— START INPUT DATA —

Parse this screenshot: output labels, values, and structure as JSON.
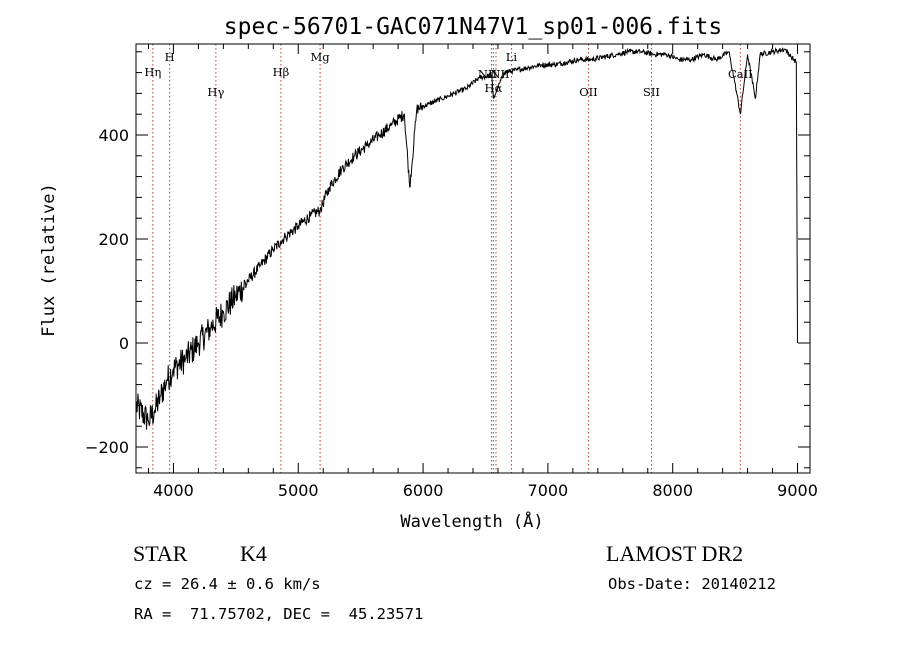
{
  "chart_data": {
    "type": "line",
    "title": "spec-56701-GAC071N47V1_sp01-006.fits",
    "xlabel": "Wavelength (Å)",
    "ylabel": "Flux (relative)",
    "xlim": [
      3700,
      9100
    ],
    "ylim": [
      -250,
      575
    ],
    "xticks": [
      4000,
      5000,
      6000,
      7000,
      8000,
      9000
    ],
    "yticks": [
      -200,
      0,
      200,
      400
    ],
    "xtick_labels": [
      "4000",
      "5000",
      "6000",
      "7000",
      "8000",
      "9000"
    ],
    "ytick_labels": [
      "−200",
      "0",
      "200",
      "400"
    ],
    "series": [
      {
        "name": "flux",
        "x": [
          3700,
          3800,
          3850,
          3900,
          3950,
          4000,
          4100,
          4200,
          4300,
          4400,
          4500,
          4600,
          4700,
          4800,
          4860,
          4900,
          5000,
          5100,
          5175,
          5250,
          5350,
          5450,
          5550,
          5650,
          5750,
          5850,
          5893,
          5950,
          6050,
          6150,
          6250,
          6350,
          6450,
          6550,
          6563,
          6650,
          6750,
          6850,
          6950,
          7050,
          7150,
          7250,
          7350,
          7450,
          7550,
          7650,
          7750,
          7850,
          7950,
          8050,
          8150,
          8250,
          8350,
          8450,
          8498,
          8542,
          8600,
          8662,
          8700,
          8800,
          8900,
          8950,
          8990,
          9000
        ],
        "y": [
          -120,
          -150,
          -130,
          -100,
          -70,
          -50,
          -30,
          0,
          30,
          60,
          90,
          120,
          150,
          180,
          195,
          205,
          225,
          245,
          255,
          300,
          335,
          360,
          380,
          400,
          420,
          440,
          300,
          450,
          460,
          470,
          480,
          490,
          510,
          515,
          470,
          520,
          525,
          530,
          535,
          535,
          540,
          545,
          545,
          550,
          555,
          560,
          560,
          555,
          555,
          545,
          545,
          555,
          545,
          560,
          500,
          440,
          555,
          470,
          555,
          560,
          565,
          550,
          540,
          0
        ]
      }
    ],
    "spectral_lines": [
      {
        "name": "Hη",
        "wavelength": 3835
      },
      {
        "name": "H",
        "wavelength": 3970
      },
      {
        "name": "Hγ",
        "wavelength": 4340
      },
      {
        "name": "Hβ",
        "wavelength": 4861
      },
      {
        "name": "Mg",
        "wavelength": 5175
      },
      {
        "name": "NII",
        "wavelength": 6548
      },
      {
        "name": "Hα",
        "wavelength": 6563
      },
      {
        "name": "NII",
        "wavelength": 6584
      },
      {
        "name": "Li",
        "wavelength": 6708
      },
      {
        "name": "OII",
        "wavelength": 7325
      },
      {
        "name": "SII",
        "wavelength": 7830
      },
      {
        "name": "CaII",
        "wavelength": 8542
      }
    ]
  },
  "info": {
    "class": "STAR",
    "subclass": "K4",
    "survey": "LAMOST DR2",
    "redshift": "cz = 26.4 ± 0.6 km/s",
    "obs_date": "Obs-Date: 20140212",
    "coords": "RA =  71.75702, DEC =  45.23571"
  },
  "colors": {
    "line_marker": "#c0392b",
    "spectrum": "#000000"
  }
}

— END INPUT DATA —

→ **TASK OBJECTIVE**:
Repeat all the records above exactly, leaving out any pictures.

→ **EXERCISE ANSWER**:
Parse this screenshot: output labels, values, and structure as JSON.
{
  "chart_data": {
    "type": "line",
    "title": "spec-56701-GAC071N47V1_sp01-006.fits",
    "xlabel": "Wavelength (Å)",
    "ylabel": "Flux (relative)",
    "xlim": [
      3700,
      9100
    ],
    "ylim": [
      -250,
      575
    ],
    "xticks": [
      4000,
      5000,
      6000,
      7000,
      8000,
      9000
    ],
    "yticks": [
      -200,
      0,
      200,
      400
    ],
    "xtick_labels": [
      "4000",
      "5000",
      "6000",
      "7000",
      "8000",
      "9000"
    ],
    "ytick_labels": [
      "−200",
      "0",
      "200",
      "400"
    ],
    "series": [
      {
        "name": "flux",
        "x": [
          3700,
          3800,
          3850,
          3900,
          3950,
          4000,
          4100,
          4200,
          4300,
          4400,
          4500,
          4600,
          4700,
          4800,
          4860,
          4900,
          5000,
          5100,
          5175,
          5250,
          5350,
          5450,
          5550,
          5650,
          5750,
          5850,
          5893,
          5950,
          6050,
          6150,
          6250,
          6350,
          6450,
          6550,
          6563,
          6650,
          6750,
          6850,
          6950,
          7050,
          7150,
          7250,
          7350,
          7450,
          7550,
          7650,
          7750,
          7850,
          7950,
          8050,
          8150,
          8250,
          8350,
          8450,
          8498,
          8542,
          8600,
          8662,
          8700,
          8800,
          8900,
          8950,
          8990,
          9000
        ],
        "y": [
          -120,
          -150,
          -130,
          -100,
          -70,
          -50,
          -30,
          0,
          30,
          60,
          90,
          120,
          150,
          180,
          195,
          205,
          225,
          245,
          255,
          300,
          335,
          360,
          380,
          400,
          420,
          440,
          300,
          450,
          460,
          470,
          480,
          490,
          510,
          515,
          470,
          520,
          525,
          530,
          535,
          535,
          540,
          545,
          545,
          550,
          555,
          560,
          560,
          555,
          555,
          545,
          545,
          555,
          545,
          560,
          500,
          440,
          555,
          470,
          555,
          560,
          565,
          550,
          540,
          0
        ]
      }
    ],
    "spectral_lines": [
      {
        "name": "Hη",
        "wavelength": 3835
      },
      {
        "name": "H",
        "wavelength": 3970
      },
      {
        "name": "Hγ",
        "wavelength": 4340
      },
      {
        "name": "Hβ",
        "wavelength": 4861
      },
      {
        "name": "Mg",
        "wavelength": 5175
      },
      {
        "name": "NII",
        "wavelength": 6548
      },
      {
        "name": "Hα",
        "wavelength": 6563
      },
      {
        "name": "NII",
        "wavelength": 6584
      },
      {
        "name": "Li",
        "wavelength": 6708
      },
      {
        "name": "OII",
        "wavelength": 7325
      },
      {
        "name": "SII",
        "wavelength": 7830
      },
      {
        "name": "CaII",
        "wavelength": 8542
      }
    ]
  },
  "info": {
    "class": "STAR",
    "subclass": "K4",
    "survey": "LAMOST DR2",
    "redshift": "cz = 26.4 ± 0.6 km/s",
    "obs_date": "Obs-Date: 20140212",
    "coords": "RA =  71.75702, DEC =  45.23571"
  },
  "colors": {
    "line_marker": "#c0392b",
    "spectrum": "#000000"
  }
}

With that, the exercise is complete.